Task requirements:
Restate all the material verbatim, except for the pictures.

Supplied records:
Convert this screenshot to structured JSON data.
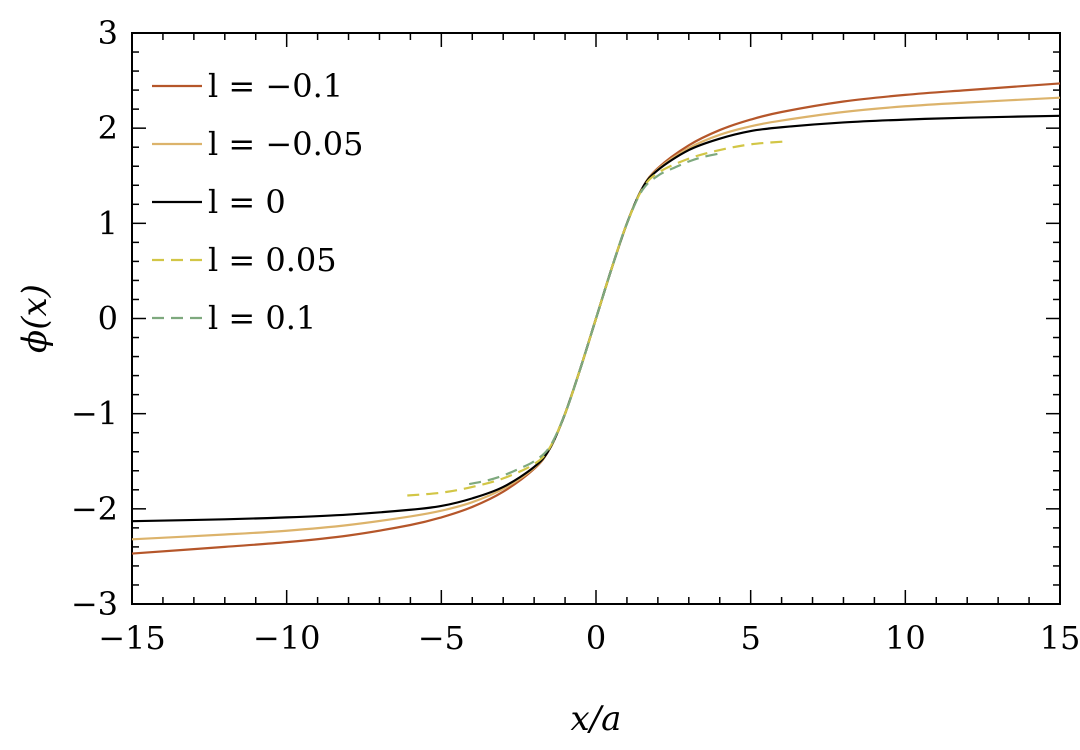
{
  "chart_data": {
    "type": "line",
    "xlabel": "x/a",
    "ylabel": "ϕ(x)",
    "xlim": [
      -15,
      15
    ],
    "ylim": [
      -3,
      3
    ],
    "x_ticks": [
      -15,
      -10,
      -5,
      0,
      5,
      10,
      15
    ],
    "x_tick_labels": [
      "−15",
      "−10",
      "−5",
      "0",
      "5",
      "10",
      "15"
    ],
    "y_ticks": [
      -3,
      -2,
      -1,
      0,
      1,
      2,
      3
    ],
    "y_tick_labels": [
      "−3",
      "−2",
      "−1",
      "0",
      "1",
      "2",
      "3"
    ],
    "grid": false,
    "legend_position": "top-left",
    "series": [
      {
        "name": "l = −0.1",
        "color": "#b5562a",
        "dash": "solid",
        "x": [
          -15,
          -12,
          -10,
          -8,
          -6,
          -5,
          -4,
          -3,
          -2,
          -1.5,
          -1,
          -0.5,
          0,
          0.5,
          1,
          1.5,
          2,
          3,
          4,
          5,
          6,
          8,
          10,
          12,
          15
        ],
        "y": [
          -2.47,
          -2.4,
          -2.35,
          -2.28,
          -2.17,
          -2.09,
          -1.98,
          -1.82,
          -1.58,
          -1.37,
          -1.0,
          -0.52,
          0,
          0.52,
          1.0,
          1.37,
          1.58,
          1.82,
          1.98,
          2.09,
          2.17,
          2.28,
          2.35,
          2.4,
          2.47
        ]
      },
      {
        "name": "l = −0.05",
        "color": "#dcb36b",
        "dash": "solid",
        "x": [
          -15,
          -12,
          -10,
          -8,
          -6,
          -5,
          -4,
          -3,
          -2,
          -1.5,
          -1,
          -0.5,
          0,
          0.5,
          1,
          1.5,
          2,
          3,
          4,
          5,
          6,
          8,
          10,
          12,
          15
        ],
        "y": [
          -2.32,
          -2.27,
          -2.23,
          -2.17,
          -2.08,
          -2.02,
          -1.93,
          -1.79,
          -1.57,
          -1.37,
          -1.0,
          -0.52,
          0,
          0.52,
          1.0,
          1.37,
          1.57,
          1.79,
          1.93,
          2.02,
          2.08,
          2.17,
          2.23,
          2.27,
          2.32
        ]
      },
      {
        "name": "l = 0",
        "color": "#000000",
        "dash": "solid",
        "x": [
          -15,
          -12,
          -10,
          -8,
          -6,
          -5,
          -4,
          -3,
          -2,
          -1.5,
          -1,
          -0.5,
          0,
          0.5,
          1,
          1.5,
          2,
          3,
          4,
          5,
          6,
          8,
          10,
          12,
          15
        ],
        "y": [
          -2.13,
          -2.11,
          -2.09,
          -2.06,
          -2.01,
          -1.97,
          -1.89,
          -1.77,
          -1.56,
          -1.37,
          -1.0,
          -0.52,
          0,
          0.52,
          1.0,
          1.37,
          1.56,
          1.77,
          1.89,
          1.97,
          2.01,
          2.06,
          2.09,
          2.11,
          2.13
        ]
      },
      {
        "name": "l = 0.05",
        "color": "#d2c646",
        "dash": "dashed",
        "x": [
          -6.1,
          -5,
          -4,
          -3,
          -2,
          -1.5,
          -1,
          -0.5,
          0,
          0.5,
          1,
          1.5,
          2,
          3,
          4,
          5,
          6.1
        ],
        "y": [
          -1.86,
          -1.83,
          -1.77,
          -1.68,
          -1.53,
          -1.36,
          -1.0,
          -0.52,
          0,
          0.52,
          1.0,
          1.36,
          1.53,
          1.68,
          1.77,
          1.83,
          1.86
        ]
      },
      {
        "name": "l = 0.1",
        "color": "#7ea97e",
        "dash": "dashed",
        "x": [
          -4.1,
          -3.5,
          -3,
          -2.5,
          -2,
          -1.5,
          -1,
          -0.5,
          0,
          0.5,
          1,
          1.5,
          2,
          2.5,
          3,
          3.5,
          4.1
        ],
        "y": [
          -1.74,
          -1.7,
          -1.65,
          -1.58,
          -1.5,
          -1.35,
          -1.0,
          -0.52,
          0,
          0.52,
          1.0,
          1.35,
          1.5,
          1.58,
          1.65,
          1.7,
          1.74
        ]
      }
    ]
  }
}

Answer to this problem:
Convert this screenshot to structured JSON data.
{
  "chart_data": {
    "type": "line",
    "xlabel": "x/a",
    "ylabel": "ϕ(x)",
    "xlim": [
      -15,
      15
    ],
    "ylim": [
      -3,
      3
    ],
    "x_ticks": [
      -15,
      -10,
      -5,
      0,
      5,
      10,
      15
    ],
    "x_tick_labels": [
      "−15",
      "−10",
      "−5",
      "0",
      "5",
      "10",
      "15"
    ],
    "y_ticks": [
      -3,
      -2,
      -1,
      0,
      1,
      2,
      3
    ],
    "y_tick_labels": [
      "−3",
      "−2",
      "−1",
      "0",
      "1",
      "2",
      "3"
    ],
    "grid": false,
    "legend_position": "top-left",
    "series": [
      {
        "name": "l = −0.1",
        "color": "#b5562a",
        "dash": "solid",
        "x": [
          -15,
          -12,
          -10,
          -8,
          -6,
          -5,
          -4,
          -3,
          -2,
          -1.5,
          -1,
          -0.5,
          0,
          0.5,
          1,
          1.5,
          2,
          3,
          4,
          5,
          6,
          8,
          10,
          12,
          15
        ],
        "y": [
          -2.47,
          -2.4,
          -2.35,
          -2.28,
          -2.17,
          -2.09,
          -1.98,
          -1.82,
          -1.58,
          -1.37,
          -1.0,
          -0.52,
          0,
          0.52,
          1.0,
          1.37,
          1.58,
          1.82,
          1.98,
          2.09,
          2.17,
          2.28,
          2.35,
          2.4,
          2.47
        ]
      },
      {
        "name": "l = −0.05",
        "color": "#dcb36b",
        "dash": "solid",
        "x": [
          -15,
          -12,
          -10,
          -8,
          -6,
          -5,
          -4,
          -3,
          -2,
          -1.5,
          -1,
          -0.5,
          0,
          0.5,
          1,
          1.5,
          2,
          3,
          4,
          5,
          6,
          8,
          10,
          12,
          15
        ],
        "y": [
          -2.32,
          -2.27,
          -2.23,
          -2.17,
          -2.08,
          -2.02,
          -1.93,
          -1.79,
          -1.57,
          -1.37,
          -1.0,
          -0.52,
          0,
          0.52,
          1.0,
          1.37,
          1.57,
          1.79,
          1.93,
          2.02,
          2.08,
          2.17,
          2.23,
          2.27,
          2.32
        ]
      },
      {
        "name": "l = 0",
        "color": "#000000",
        "dash": "solid",
        "x": [
          -15,
          -12,
          -10,
          -8,
          -6,
          -5,
          -4,
          -3,
          -2,
          -1.5,
          -1,
          -0.5,
          0,
          0.5,
          1,
          1.5,
          2,
          3,
          4,
          5,
          6,
          8,
          10,
          12,
          15
        ],
        "y": [
          -2.13,
          -2.11,
          -2.09,
          -2.06,
          -2.01,
          -1.97,
          -1.89,
          -1.77,
          -1.56,
          -1.37,
          -1.0,
          -0.52,
          0,
          0.52,
          1.0,
          1.37,
          1.56,
          1.77,
          1.89,
          1.97,
          2.01,
          2.06,
          2.09,
          2.11,
          2.13
        ]
      },
      {
        "name": "l = 0.05",
        "color": "#d2c646",
        "dash": "dashed",
        "x": [
          -6.1,
          -5,
          -4,
          -3,
          -2,
          -1.5,
          -1,
          -0.5,
          0,
          0.5,
          1,
          1.5,
          2,
          3,
          4,
          5,
          6.1
        ],
        "y": [
          -1.86,
          -1.83,
          -1.77,
          -1.68,
          -1.53,
          -1.36,
          -1.0,
          -0.52,
          0,
          0.52,
          1.0,
          1.36,
          1.53,
          1.68,
          1.77,
          1.83,
          1.86
        ]
      },
      {
        "name": "l = 0.1",
        "color": "#7ea97e",
        "dash": "dashed",
        "x": [
          -4.1,
          -3.5,
          -3,
          -2.5,
          -2,
          -1.5,
          -1,
          -0.5,
          0,
          0.5,
          1,
          1.5,
          2,
          2.5,
          3,
          3.5,
          4.1
        ],
        "y": [
          -1.74,
          -1.7,
          -1.65,
          -1.58,
          -1.5,
          -1.35,
          -1.0,
          -0.52,
          0,
          0.52,
          1.0,
          1.35,
          1.5,
          1.58,
          1.65,
          1.7,
          1.74
        ]
      }
    ]
  }
}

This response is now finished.